List each line of the data that holds the word "this".

SOURCE MATERIAL:

⟨

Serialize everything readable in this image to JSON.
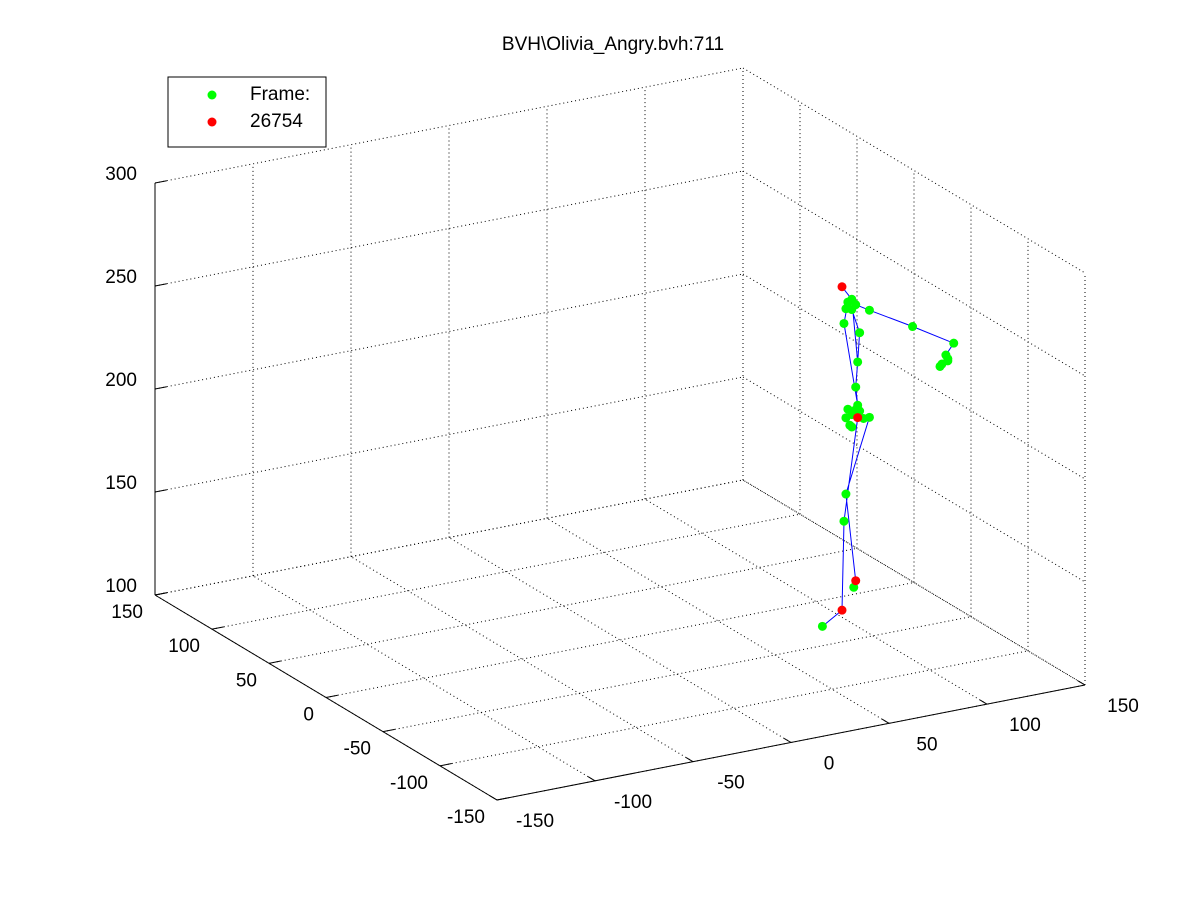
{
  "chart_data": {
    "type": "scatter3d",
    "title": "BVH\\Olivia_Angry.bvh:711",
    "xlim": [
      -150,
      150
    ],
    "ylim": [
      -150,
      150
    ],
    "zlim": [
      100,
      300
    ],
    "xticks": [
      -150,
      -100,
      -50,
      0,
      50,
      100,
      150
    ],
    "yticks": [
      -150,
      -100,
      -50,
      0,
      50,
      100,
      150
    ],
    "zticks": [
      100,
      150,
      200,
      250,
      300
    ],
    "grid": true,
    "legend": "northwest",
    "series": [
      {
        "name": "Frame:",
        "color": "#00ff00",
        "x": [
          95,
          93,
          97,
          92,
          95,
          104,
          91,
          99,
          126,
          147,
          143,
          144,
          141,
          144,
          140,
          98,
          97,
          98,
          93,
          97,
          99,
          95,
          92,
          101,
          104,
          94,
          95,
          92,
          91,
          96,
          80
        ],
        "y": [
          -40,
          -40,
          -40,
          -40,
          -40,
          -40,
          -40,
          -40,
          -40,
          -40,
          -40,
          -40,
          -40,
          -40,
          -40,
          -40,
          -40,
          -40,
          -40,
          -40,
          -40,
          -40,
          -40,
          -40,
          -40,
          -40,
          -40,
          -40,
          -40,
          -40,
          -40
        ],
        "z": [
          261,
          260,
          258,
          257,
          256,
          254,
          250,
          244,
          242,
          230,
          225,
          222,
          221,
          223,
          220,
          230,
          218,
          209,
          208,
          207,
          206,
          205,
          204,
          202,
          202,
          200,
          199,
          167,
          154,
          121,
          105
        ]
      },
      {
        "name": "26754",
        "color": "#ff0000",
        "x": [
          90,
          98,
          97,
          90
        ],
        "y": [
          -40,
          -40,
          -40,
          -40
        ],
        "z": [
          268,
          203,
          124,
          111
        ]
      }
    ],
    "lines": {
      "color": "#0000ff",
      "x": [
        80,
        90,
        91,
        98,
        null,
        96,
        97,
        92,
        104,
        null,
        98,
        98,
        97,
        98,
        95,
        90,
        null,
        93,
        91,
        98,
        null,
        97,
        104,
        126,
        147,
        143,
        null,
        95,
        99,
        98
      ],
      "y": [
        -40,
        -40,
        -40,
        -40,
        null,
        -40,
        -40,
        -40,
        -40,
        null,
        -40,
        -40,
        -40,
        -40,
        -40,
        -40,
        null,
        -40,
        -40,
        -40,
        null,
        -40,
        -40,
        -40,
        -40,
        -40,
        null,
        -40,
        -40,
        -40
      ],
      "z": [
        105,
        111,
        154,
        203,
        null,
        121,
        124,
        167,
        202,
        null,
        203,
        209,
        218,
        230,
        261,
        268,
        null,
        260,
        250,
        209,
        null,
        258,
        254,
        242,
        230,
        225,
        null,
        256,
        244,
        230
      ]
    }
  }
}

⟩
⟨

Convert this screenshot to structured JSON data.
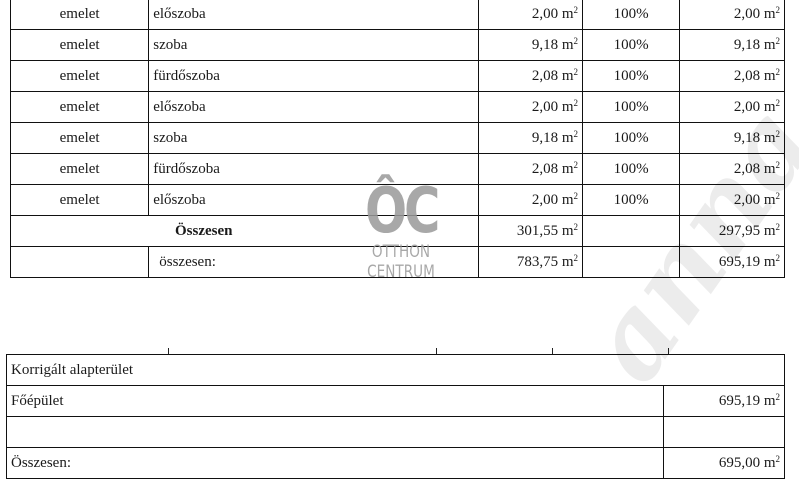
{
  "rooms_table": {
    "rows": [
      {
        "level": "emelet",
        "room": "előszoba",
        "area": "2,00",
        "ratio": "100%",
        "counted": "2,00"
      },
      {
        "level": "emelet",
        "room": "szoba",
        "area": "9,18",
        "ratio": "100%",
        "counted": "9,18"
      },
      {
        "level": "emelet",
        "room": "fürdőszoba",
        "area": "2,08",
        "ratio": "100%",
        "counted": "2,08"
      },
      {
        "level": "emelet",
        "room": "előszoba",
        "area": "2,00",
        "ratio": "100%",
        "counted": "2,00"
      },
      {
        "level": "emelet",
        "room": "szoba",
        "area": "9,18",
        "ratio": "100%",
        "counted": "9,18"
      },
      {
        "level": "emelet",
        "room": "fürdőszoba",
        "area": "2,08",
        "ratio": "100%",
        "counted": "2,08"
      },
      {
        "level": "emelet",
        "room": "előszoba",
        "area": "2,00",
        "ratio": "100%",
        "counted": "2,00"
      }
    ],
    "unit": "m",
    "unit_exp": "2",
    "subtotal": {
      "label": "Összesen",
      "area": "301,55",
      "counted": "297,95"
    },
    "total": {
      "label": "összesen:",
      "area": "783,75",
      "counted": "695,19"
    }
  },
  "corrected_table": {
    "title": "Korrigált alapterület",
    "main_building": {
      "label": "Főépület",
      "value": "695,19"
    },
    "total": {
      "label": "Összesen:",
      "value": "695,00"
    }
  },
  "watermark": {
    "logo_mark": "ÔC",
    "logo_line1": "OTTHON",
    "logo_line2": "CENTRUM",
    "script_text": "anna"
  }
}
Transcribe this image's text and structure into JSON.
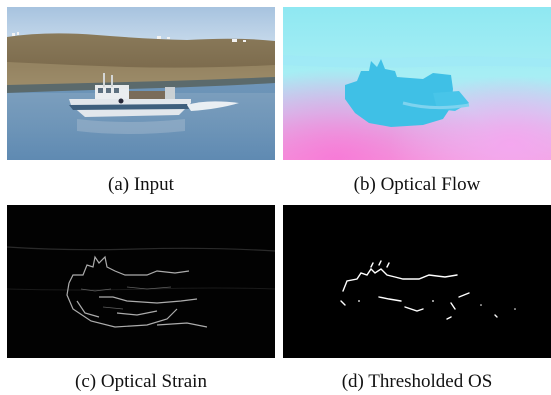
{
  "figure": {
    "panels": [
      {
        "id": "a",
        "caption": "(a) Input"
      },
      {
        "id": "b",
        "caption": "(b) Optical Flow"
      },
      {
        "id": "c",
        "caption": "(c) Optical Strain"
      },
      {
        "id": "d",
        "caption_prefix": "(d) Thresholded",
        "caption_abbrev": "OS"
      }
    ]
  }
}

⟩
⟨

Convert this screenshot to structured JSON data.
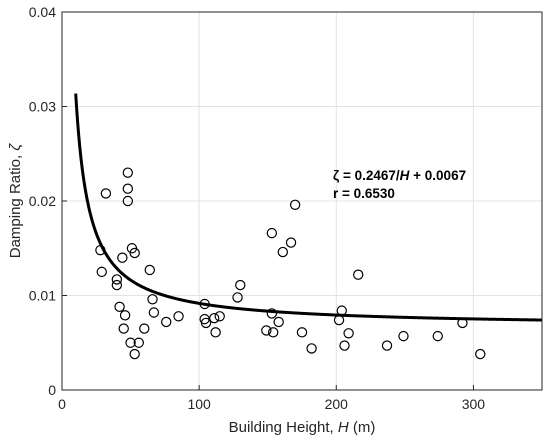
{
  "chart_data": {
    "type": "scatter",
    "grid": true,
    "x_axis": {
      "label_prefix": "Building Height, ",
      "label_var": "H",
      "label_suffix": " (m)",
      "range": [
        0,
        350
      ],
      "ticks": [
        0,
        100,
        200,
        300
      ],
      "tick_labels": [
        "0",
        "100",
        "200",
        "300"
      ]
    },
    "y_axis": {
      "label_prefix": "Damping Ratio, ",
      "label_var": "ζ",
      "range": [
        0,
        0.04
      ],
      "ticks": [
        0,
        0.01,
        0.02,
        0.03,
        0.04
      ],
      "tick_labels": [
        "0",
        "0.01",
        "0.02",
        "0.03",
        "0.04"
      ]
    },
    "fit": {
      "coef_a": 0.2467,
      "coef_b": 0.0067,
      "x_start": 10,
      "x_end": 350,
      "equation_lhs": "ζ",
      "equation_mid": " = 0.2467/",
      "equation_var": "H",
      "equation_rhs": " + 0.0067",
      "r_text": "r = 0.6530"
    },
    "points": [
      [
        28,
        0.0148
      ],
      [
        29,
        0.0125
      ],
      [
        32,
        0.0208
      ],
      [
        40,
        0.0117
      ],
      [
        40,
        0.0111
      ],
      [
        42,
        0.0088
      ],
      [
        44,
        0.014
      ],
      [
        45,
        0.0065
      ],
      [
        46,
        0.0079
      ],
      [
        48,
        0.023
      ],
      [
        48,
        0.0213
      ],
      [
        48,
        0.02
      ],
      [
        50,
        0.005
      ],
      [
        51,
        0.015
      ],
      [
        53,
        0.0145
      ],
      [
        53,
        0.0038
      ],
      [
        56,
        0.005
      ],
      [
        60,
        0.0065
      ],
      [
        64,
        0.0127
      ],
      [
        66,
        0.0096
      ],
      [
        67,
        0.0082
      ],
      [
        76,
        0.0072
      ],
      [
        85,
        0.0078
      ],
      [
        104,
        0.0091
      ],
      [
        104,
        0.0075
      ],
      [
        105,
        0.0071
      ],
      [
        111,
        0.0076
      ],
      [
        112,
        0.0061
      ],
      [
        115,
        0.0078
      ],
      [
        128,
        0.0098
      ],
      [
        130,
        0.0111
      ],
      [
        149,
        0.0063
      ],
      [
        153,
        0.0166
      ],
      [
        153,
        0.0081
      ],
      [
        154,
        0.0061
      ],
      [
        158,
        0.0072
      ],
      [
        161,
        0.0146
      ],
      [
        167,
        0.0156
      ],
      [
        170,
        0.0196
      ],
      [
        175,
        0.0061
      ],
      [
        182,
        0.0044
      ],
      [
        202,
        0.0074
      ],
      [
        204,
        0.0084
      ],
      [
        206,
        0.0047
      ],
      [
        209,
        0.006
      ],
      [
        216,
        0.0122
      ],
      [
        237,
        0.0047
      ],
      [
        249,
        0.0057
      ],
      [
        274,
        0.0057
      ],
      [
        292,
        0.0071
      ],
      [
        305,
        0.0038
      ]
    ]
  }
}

⟩

RESULT:
Serialize everything readable in this image to JSON.
Convert this screenshot to structured JSON data.
Transcribe this image's text and structure into JSON.
Convert this screenshot to structured JSON data.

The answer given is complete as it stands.